• _Data supplied_:
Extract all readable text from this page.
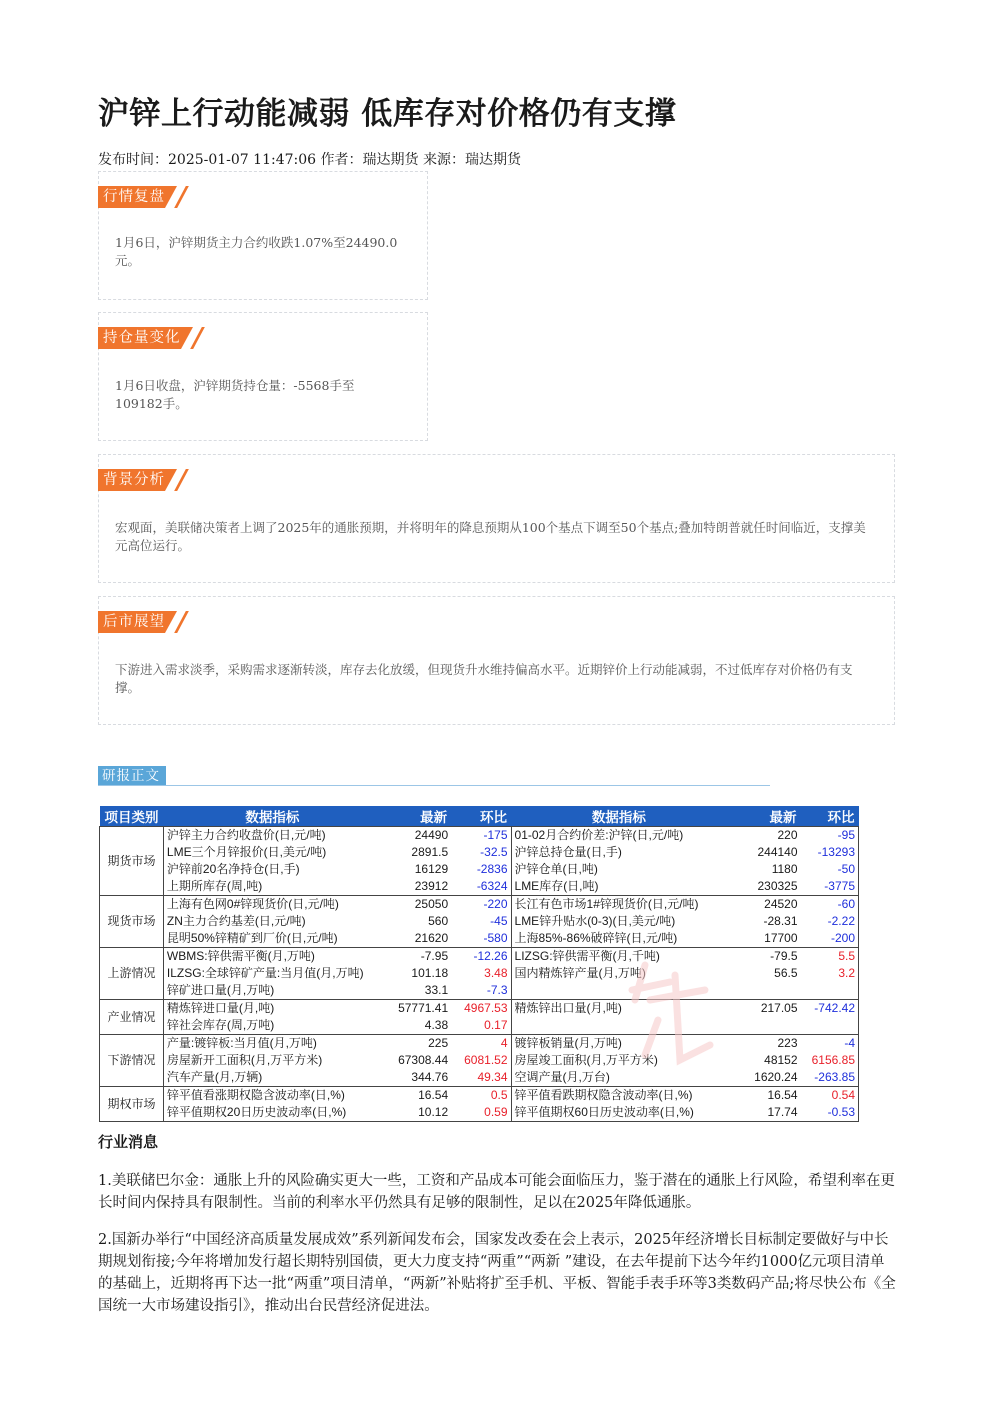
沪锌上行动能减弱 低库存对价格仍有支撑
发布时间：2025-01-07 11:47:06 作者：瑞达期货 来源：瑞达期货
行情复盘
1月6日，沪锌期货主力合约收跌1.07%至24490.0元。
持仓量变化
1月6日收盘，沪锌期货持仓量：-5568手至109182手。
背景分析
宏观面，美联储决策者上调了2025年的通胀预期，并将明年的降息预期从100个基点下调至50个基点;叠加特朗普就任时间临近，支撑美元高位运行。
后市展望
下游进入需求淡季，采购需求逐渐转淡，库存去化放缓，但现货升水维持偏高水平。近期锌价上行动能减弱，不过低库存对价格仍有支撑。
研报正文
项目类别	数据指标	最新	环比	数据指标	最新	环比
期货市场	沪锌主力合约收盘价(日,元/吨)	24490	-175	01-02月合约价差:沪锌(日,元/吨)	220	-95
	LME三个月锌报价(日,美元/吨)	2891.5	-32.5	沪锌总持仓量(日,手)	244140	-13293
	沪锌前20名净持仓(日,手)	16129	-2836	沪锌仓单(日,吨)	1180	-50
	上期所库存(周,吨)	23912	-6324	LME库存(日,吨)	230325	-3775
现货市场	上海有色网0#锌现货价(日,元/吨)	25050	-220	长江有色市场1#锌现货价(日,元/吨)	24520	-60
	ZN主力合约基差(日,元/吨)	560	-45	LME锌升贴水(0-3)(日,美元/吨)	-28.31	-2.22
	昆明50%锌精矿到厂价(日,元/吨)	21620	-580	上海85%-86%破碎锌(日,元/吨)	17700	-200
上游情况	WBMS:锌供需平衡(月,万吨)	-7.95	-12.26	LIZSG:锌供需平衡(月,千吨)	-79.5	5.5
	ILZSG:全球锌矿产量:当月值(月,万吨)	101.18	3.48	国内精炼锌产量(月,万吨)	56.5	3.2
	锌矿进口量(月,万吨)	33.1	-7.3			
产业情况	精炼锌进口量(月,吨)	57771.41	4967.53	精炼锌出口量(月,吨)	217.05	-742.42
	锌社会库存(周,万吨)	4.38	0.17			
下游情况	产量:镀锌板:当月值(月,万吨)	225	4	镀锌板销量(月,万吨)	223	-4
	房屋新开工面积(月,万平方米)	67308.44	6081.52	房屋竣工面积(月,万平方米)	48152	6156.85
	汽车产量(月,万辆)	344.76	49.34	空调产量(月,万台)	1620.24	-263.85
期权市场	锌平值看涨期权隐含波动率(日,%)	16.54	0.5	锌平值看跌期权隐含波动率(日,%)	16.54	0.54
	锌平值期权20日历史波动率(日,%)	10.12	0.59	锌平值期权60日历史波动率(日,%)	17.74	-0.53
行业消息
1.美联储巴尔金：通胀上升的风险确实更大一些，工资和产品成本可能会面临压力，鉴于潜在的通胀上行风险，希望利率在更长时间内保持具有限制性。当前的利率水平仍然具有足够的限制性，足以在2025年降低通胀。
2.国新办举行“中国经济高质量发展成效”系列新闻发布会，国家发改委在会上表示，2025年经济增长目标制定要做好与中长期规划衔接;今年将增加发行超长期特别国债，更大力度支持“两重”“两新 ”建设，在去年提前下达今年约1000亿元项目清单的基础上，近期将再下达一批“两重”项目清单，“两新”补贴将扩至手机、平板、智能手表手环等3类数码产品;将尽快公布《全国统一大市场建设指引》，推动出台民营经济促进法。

* * *

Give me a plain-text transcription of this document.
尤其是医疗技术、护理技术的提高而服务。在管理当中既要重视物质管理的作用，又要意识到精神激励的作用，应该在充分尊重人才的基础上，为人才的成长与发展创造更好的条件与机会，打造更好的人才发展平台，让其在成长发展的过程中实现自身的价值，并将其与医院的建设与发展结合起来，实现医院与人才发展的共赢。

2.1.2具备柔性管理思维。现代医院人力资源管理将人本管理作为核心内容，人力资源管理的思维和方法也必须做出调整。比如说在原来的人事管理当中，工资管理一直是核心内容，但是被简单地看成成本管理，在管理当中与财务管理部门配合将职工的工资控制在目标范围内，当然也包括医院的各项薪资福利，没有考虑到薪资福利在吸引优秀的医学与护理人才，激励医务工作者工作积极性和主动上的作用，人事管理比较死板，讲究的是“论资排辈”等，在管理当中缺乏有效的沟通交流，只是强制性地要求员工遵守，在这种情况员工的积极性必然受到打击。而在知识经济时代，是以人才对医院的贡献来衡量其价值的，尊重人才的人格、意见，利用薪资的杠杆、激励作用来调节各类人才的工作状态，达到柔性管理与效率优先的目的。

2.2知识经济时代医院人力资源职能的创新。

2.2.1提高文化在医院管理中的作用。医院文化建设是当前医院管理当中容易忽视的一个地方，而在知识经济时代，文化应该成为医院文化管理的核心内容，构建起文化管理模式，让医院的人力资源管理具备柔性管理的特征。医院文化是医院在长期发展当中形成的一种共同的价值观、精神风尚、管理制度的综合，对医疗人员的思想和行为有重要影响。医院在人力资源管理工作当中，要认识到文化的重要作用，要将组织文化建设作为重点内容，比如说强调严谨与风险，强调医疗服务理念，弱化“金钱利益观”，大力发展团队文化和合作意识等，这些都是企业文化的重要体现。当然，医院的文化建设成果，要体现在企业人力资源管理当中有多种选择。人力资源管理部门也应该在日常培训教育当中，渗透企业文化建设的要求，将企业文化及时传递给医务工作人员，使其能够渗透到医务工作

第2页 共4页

• _Required work_: From the data above, show each line that contains "text".

• _Output of the exercise_:
Extract all readable text from this page.
Give me a plain-text transcription of this document.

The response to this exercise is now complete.